### Task statement
Below is a listing. Gather each line of it that contains "dieser".

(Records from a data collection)
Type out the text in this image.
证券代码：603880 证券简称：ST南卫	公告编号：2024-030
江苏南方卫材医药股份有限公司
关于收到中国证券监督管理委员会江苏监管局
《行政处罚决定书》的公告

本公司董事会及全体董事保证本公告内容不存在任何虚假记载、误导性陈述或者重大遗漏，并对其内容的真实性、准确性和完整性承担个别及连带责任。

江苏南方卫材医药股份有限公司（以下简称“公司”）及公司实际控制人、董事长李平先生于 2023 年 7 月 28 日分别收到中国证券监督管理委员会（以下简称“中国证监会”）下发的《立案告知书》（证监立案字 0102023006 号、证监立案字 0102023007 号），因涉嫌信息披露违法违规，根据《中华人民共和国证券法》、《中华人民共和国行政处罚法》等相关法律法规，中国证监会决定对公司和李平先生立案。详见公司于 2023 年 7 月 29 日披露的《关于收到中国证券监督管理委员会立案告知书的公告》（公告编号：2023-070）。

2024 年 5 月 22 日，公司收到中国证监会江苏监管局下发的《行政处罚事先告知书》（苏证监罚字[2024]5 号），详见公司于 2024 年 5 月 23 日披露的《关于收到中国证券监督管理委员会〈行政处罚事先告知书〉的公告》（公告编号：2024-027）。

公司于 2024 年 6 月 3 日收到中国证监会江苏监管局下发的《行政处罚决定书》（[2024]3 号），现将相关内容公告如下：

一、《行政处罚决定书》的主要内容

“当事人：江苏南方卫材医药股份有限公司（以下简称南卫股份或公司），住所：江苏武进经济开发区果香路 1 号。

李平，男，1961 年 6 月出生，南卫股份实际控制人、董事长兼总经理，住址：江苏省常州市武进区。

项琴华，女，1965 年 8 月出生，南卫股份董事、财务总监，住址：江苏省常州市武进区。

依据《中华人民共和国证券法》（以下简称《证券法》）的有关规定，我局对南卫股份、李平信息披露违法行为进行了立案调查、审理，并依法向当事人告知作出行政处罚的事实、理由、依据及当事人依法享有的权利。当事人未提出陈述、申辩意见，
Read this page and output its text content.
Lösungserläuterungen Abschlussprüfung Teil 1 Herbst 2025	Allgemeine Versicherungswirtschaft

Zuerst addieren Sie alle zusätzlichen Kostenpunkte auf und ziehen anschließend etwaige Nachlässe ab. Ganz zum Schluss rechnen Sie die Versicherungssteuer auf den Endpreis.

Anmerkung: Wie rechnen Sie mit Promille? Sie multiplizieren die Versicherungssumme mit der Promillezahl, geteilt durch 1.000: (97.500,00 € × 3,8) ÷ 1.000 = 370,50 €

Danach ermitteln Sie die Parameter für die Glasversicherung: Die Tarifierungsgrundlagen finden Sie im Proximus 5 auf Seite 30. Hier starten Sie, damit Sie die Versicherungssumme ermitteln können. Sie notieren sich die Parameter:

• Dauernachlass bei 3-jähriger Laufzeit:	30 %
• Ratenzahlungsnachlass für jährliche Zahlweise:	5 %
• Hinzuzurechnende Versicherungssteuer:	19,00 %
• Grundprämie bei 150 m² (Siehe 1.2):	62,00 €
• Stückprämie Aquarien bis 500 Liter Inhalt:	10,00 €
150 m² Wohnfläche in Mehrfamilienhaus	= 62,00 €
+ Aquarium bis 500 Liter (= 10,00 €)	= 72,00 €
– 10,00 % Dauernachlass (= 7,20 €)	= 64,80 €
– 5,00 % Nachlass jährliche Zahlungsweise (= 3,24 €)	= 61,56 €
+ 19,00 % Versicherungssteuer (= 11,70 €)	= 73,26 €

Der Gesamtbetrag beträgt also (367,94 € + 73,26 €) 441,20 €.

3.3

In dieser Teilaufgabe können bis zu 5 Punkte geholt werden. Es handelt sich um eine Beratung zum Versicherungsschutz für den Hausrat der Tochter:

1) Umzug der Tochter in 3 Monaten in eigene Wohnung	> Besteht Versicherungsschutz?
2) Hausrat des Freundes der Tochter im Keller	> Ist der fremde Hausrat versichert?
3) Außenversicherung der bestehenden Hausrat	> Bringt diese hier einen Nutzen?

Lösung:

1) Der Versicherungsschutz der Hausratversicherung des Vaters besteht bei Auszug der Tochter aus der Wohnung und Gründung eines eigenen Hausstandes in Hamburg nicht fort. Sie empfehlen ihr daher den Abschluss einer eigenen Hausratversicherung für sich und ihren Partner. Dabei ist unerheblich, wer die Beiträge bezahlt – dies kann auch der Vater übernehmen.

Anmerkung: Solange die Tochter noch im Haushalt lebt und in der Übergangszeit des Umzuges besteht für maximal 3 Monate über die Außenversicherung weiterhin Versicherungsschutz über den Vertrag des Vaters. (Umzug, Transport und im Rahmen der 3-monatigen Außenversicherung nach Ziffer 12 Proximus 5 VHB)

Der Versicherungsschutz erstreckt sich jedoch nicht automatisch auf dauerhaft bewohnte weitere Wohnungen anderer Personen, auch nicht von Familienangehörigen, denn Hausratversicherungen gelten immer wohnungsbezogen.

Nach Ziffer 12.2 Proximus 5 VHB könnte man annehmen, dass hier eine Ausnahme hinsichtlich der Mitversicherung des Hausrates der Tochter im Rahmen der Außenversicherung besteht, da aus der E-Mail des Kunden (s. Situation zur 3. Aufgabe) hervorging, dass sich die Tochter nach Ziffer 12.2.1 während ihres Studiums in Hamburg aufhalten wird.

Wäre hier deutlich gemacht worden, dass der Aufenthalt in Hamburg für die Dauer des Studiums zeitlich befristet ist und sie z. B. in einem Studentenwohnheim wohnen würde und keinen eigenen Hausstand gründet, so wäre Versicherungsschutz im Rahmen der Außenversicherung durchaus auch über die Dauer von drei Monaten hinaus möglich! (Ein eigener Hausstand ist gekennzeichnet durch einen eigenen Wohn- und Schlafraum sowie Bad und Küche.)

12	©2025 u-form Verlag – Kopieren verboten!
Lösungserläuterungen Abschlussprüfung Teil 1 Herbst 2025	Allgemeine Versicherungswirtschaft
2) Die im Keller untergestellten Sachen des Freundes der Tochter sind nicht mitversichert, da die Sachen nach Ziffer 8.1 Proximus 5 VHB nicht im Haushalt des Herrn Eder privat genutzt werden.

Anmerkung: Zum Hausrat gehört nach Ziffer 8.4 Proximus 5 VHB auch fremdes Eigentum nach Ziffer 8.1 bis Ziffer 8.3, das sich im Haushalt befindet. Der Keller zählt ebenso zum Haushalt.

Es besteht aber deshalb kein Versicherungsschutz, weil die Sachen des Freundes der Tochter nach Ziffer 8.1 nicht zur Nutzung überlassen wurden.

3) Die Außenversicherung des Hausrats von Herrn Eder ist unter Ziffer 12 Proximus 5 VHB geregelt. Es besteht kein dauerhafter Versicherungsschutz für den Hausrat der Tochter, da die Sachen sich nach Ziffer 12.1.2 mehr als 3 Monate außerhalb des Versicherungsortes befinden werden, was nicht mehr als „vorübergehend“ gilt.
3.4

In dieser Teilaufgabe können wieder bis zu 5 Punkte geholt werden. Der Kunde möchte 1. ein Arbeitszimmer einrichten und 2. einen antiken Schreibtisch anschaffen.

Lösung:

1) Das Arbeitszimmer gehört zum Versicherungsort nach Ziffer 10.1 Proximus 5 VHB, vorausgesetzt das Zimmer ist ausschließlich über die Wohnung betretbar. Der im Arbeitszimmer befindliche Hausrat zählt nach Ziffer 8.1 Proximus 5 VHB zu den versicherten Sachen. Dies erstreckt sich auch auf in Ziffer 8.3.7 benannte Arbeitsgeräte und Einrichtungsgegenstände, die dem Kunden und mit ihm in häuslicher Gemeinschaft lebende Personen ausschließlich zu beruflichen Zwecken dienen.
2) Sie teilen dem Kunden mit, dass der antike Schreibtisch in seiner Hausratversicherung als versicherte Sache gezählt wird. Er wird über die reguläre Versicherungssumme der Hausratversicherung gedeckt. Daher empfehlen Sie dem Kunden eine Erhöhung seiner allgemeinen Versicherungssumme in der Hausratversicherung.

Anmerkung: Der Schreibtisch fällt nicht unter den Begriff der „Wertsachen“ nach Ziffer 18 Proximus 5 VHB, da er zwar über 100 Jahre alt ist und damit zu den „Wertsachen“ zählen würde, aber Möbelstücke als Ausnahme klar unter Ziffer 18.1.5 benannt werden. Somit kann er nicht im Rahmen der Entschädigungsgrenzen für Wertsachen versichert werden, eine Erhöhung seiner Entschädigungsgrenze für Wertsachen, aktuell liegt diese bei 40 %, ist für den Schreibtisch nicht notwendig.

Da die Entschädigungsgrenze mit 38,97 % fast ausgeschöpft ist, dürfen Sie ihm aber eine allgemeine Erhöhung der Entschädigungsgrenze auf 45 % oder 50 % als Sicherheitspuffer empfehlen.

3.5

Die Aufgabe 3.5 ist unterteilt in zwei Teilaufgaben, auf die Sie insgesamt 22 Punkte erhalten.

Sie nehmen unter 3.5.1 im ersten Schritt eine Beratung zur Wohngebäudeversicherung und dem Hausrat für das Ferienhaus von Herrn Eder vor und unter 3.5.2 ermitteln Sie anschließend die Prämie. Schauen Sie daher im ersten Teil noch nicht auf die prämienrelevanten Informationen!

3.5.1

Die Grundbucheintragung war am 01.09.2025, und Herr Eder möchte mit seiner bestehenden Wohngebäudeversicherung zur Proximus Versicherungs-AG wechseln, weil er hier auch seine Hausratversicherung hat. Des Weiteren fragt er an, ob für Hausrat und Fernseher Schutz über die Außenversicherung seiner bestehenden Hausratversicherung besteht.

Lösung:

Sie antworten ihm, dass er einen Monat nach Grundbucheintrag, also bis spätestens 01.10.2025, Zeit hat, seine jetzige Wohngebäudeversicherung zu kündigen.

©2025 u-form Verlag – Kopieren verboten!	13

### Solved problem
In dieser Teilaufgabe können bis zu 5 Punkte geholt werden. Es handelt sich um eine Beratung zum Versicherungsschutz für den Hausrat der Tochter:
In dieser Teilaufgabe können wieder bis zu 5 Punkte geholt werden. Der Kunde möchte 1. ein Arbeitszimmer einrichten und 2. einen antiken Schreibtisch anschaffen.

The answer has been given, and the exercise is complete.